▶ STATED EXERCISE
Select the lines below containing the word "ESTATE".

▶ DATA FOR PROCESSING
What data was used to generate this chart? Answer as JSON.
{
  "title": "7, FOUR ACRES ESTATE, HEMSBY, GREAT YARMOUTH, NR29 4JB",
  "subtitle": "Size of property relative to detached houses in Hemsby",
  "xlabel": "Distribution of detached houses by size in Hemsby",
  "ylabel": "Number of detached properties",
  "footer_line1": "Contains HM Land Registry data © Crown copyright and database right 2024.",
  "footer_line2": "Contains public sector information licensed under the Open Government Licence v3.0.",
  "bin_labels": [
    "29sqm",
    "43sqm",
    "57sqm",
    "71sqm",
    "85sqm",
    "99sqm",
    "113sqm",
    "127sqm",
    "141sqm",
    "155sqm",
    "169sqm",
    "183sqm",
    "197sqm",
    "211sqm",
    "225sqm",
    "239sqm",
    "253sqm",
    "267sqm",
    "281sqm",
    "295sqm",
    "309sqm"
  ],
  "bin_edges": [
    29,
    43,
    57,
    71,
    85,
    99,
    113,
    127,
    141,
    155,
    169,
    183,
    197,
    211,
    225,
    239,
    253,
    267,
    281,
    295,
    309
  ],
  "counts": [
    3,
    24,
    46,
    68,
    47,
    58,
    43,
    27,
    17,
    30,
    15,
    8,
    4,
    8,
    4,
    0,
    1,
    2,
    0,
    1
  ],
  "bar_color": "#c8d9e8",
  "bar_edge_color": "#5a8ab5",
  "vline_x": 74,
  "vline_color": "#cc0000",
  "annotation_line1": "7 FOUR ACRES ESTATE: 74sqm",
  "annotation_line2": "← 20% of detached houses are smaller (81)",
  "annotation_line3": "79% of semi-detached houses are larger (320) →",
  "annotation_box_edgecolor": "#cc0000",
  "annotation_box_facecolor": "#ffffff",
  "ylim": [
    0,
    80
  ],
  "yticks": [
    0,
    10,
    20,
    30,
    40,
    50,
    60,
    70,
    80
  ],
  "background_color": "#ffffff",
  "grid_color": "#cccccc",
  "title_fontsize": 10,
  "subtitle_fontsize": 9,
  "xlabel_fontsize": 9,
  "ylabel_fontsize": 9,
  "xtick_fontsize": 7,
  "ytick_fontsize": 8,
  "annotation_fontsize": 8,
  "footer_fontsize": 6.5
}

▶ CORRECT RESPONSE
  "title": "7, FOUR ACRES ESTATE, HEMSBY, GREAT YARMOUTH, NR29 4JB",
  "annotation_line1": "7 FOUR ACRES ESTATE: 74sqm",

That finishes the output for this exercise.